Short exercise
Go through the listing beneath this task and return every line that carries the string "يحموز".

Raw records
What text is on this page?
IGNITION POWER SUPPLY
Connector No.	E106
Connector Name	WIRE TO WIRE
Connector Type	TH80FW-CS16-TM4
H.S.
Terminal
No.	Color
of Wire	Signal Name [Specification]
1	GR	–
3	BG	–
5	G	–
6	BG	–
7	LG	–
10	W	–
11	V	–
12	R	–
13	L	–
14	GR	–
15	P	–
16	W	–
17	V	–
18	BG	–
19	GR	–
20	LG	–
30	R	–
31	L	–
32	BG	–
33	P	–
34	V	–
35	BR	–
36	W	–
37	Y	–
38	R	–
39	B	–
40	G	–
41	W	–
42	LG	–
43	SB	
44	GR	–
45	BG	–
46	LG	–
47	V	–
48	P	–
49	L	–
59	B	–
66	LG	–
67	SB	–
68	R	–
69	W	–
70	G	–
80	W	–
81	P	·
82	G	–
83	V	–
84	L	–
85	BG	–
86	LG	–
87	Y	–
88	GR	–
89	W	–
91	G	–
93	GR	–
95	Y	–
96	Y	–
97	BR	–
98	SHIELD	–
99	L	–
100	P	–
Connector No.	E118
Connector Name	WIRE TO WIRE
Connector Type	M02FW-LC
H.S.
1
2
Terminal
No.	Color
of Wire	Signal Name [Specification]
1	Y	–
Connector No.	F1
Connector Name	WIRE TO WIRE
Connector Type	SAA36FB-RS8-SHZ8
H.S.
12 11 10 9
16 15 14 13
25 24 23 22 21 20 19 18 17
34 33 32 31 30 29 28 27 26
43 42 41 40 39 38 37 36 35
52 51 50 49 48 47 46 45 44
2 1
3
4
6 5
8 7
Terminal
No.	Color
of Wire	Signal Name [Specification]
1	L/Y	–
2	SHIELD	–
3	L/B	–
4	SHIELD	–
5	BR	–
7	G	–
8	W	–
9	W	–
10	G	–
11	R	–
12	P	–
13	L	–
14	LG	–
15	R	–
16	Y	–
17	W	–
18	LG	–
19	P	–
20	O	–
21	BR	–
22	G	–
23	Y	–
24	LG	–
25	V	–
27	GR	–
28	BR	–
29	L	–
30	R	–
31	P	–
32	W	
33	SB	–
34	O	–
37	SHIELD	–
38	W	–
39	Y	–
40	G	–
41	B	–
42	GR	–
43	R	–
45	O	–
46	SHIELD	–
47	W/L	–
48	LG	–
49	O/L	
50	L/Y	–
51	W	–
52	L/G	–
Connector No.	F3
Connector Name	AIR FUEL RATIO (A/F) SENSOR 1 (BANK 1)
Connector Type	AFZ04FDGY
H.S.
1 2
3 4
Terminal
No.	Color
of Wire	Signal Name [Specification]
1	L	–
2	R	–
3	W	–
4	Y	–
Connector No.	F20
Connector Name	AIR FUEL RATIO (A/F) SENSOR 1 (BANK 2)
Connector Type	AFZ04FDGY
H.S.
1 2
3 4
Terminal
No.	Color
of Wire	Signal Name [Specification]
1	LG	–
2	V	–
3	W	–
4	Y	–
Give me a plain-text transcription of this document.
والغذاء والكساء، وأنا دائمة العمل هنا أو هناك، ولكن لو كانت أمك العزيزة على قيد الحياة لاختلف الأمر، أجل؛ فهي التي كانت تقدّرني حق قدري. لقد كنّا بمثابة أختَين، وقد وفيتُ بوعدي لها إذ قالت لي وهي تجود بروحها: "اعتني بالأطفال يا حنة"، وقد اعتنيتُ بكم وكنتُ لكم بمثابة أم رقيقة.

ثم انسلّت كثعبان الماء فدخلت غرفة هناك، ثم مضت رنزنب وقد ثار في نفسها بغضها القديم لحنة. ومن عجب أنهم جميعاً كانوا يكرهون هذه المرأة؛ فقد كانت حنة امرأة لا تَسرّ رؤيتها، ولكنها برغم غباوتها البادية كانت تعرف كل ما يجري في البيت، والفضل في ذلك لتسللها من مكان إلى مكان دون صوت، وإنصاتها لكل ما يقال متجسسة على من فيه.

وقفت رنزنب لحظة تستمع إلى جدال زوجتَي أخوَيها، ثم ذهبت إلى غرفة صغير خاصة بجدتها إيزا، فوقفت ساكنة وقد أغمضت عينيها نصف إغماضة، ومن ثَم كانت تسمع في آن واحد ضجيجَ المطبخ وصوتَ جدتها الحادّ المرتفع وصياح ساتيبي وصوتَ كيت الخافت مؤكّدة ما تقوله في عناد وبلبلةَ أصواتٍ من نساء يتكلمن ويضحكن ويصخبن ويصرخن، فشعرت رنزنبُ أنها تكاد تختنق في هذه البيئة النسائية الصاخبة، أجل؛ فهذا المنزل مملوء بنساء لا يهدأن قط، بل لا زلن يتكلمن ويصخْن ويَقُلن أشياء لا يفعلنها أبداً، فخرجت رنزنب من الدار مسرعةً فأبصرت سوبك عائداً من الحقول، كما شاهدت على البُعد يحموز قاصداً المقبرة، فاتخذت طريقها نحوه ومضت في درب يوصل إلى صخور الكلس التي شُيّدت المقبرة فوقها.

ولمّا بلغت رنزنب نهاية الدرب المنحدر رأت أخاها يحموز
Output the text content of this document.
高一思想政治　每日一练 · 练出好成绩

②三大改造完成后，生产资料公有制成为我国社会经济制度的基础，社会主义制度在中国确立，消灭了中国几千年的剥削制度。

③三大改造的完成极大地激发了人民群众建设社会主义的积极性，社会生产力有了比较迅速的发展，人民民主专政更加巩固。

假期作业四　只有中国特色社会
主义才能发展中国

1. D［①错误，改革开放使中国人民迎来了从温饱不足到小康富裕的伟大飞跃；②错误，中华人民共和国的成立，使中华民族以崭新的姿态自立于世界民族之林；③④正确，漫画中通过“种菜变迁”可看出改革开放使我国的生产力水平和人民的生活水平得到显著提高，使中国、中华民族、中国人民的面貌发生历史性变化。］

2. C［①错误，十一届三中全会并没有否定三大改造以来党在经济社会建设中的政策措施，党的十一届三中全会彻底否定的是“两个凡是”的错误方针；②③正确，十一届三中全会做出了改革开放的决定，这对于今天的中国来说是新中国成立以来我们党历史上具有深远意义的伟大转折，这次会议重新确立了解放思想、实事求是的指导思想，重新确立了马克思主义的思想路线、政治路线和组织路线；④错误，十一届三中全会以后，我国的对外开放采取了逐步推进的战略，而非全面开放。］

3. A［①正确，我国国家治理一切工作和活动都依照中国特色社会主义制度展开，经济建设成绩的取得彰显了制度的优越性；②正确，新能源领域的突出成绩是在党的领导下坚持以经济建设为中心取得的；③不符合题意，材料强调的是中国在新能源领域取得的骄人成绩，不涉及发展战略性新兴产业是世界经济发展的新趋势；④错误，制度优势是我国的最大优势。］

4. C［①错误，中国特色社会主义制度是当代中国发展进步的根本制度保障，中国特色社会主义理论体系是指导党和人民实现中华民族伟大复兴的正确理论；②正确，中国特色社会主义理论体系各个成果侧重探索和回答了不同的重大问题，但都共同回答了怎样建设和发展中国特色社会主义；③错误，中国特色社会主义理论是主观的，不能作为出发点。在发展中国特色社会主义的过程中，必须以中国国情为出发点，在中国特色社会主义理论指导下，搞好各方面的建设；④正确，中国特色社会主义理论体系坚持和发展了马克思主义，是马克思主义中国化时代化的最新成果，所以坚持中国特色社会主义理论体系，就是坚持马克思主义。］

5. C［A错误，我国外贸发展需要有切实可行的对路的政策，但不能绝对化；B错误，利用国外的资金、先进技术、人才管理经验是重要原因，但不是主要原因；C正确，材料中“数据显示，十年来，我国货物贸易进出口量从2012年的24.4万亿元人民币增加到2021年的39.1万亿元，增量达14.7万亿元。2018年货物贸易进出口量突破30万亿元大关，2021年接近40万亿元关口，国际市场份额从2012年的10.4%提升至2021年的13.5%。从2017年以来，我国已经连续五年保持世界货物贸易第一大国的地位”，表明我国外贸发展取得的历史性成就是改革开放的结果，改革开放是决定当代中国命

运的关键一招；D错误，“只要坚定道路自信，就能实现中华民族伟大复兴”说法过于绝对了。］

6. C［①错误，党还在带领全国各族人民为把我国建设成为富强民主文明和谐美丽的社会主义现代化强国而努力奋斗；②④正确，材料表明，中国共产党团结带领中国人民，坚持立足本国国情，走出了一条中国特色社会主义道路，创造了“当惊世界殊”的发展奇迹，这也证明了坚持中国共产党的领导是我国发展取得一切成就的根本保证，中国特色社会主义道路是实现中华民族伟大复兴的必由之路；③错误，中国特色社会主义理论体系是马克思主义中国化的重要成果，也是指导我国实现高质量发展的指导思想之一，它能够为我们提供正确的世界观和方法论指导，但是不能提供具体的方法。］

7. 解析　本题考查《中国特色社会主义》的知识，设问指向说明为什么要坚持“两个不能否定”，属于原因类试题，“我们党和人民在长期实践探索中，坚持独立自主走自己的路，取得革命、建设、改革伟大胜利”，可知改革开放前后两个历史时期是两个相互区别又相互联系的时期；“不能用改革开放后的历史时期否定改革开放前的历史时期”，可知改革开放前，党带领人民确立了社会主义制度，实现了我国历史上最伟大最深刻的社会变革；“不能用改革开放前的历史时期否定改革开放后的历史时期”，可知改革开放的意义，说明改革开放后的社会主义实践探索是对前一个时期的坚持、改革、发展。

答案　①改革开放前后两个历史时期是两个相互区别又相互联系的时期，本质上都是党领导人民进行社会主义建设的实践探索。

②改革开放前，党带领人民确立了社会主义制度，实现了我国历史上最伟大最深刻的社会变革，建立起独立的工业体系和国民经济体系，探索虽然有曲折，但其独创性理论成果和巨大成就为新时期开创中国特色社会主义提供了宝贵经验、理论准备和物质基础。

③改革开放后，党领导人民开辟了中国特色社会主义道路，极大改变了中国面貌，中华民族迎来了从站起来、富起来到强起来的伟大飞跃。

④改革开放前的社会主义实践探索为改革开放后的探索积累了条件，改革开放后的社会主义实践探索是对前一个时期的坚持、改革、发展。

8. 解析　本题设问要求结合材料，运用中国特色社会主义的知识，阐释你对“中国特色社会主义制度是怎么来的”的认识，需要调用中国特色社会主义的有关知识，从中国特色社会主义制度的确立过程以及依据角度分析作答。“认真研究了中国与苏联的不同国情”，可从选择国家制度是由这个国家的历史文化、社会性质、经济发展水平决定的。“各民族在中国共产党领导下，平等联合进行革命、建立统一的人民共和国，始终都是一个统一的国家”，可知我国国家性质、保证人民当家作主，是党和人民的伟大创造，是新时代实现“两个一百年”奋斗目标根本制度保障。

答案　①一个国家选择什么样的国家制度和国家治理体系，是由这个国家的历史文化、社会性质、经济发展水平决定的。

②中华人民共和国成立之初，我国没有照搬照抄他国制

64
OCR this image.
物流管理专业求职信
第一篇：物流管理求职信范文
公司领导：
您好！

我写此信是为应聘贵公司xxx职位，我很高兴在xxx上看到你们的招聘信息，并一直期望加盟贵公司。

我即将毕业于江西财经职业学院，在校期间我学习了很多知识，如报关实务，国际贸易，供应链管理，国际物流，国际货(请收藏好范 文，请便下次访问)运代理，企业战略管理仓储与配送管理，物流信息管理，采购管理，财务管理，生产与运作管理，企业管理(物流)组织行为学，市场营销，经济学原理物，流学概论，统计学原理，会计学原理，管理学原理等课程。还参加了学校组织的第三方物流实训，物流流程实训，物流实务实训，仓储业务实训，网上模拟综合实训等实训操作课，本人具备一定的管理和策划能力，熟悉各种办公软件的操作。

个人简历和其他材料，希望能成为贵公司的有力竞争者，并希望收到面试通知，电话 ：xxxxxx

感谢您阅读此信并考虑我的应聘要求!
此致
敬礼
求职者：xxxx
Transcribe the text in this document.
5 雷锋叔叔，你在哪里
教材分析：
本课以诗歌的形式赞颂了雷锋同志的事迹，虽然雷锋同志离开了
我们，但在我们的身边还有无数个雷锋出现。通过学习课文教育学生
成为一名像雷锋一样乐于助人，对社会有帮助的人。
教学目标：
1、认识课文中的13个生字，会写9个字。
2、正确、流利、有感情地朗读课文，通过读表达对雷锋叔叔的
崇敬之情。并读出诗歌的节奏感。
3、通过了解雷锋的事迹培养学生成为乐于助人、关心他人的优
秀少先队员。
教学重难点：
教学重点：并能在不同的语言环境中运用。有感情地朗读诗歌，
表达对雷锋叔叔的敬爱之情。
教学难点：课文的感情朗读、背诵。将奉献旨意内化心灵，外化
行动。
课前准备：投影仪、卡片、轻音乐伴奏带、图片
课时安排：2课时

Written solution
وقفت رنزنب لحظة تستمع إلى جدال زوجتَي أخوَيها، ثم ذهبت إلى غرفة صغير خاصة بجدتها إيزا، فوقفت ساكنة وقد أغمضت عينيها نصف إغماضة، ومن ثَم كانت تسمع في آن واحد ضجيجَ المطبخ وصوتَ جدتها الحادّ المرتفع وصياح ساتيبي وصوتَ كيت الخافت مؤكّدة ما تقوله في عناد وبلبلةَ أصواتٍ من نساء يتكلمن ويضحكن ويصخبن ويصرخن، فشعرت رنزنبُ أنها تكاد تختنق في هذه البيئة النسائية الصاخبة، أجل؛ فهذا المنزل مملوء بنساء لا يهدأن قط، بل لا زلن يتكلمن ويصخْن ويَقُلن أشياء لا يفعلنها أبداً، فخرجت رنزنب من الدار مسرعةً فأبصرت سوبك عائداً من الحقول، كما شاهدت على البُعد يحموز قاصداً المقبرة، فاتخذت طريقها نحوه ومضت في درب يوصل إلى صخور الكلس التي شُيّدت المقبرة فوقها.
ولمّا بلغت رنزنب نهاية الدرب المنحدر رأت أخاها يحموز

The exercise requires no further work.